Take the material and output all of it exactly.

** start of DATA LINES **

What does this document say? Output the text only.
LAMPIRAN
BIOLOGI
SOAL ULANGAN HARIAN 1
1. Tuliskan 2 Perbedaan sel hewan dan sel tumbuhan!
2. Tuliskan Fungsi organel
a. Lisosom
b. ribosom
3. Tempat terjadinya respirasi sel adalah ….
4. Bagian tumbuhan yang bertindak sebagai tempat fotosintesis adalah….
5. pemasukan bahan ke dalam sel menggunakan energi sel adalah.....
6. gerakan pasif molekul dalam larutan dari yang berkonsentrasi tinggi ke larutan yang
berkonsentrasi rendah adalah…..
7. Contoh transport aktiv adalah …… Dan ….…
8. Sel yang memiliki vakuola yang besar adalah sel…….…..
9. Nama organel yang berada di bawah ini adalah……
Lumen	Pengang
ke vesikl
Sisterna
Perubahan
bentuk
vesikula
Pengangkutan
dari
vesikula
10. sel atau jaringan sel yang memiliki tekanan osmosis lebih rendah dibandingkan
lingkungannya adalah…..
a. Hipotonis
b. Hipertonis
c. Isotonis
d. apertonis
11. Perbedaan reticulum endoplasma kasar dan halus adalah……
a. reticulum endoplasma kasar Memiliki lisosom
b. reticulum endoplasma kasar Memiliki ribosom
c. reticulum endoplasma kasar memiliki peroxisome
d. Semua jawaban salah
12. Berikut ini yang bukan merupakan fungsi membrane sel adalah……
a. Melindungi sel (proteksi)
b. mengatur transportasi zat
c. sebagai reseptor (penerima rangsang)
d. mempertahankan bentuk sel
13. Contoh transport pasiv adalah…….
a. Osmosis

** end of DATA LINES **

FINAL ANSWER:
What does this document say? Output the text only.
LAMPIRAN
BIOLOGI
SOAL ULANGAN HARIAN 1
1. Tuliskan 2 Perbedaan sel hewan dan sel tumbuhan!
2. Tuliskan Fungsi organel
a. Lisosom
b. ribosom
3. Tempat terjadinya respirasi sel adalah ….
4. Bagian tumbuhan yang bertindak sebagai tempat fotosintesis adalah….
5. pemasukan bahan ke dalam sel menggunakan energi sel adalah.....
6. gerakan pasif molekul dalam larutan dari yang berkonsentrasi tinggi ke larutan yang
berkonsentrasi rendah adalah…..
7. Contoh transport aktiv adalah …… Dan ….…
8. Sel yang memiliki vakuola yang besar adalah sel…….…..
9. Nama organel yang berada di bawah ini adalah……
Lumen	Pengang
ke vesikl
Sisterna
Perubahan
bentuk
vesikula
Pengangkutan
dari
vesikula
10. sel atau jaringan sel yang memiliki tekanan osmosis lebih rendah dibandingkan
lingkungannya adalah…..
a. Hipotonis
b. Hipertonis
c. Isotonis
d. apertonis
11. Perbedaan reticulum endoplasma kasar dan halus adalah……
a. reticulum endoplasma kasar Memiliki lisosom
b. reticulum endoplasma kasar Memiliki ribosom
c. reticulum endoplasma kasar memiliki peroxisome
d. Semua jawaban salah
12. Berikut ini yang bukan merupakan fungsi membrane sel adalah……
a. Melindungi sel (proteksi)
b. mengatur transportasi zat
c. sebagai reseptor (penerima rangsang)
d. mempertahankan bentuk sel
13. Contoh transport pasiv adalah…….
a. Osmosis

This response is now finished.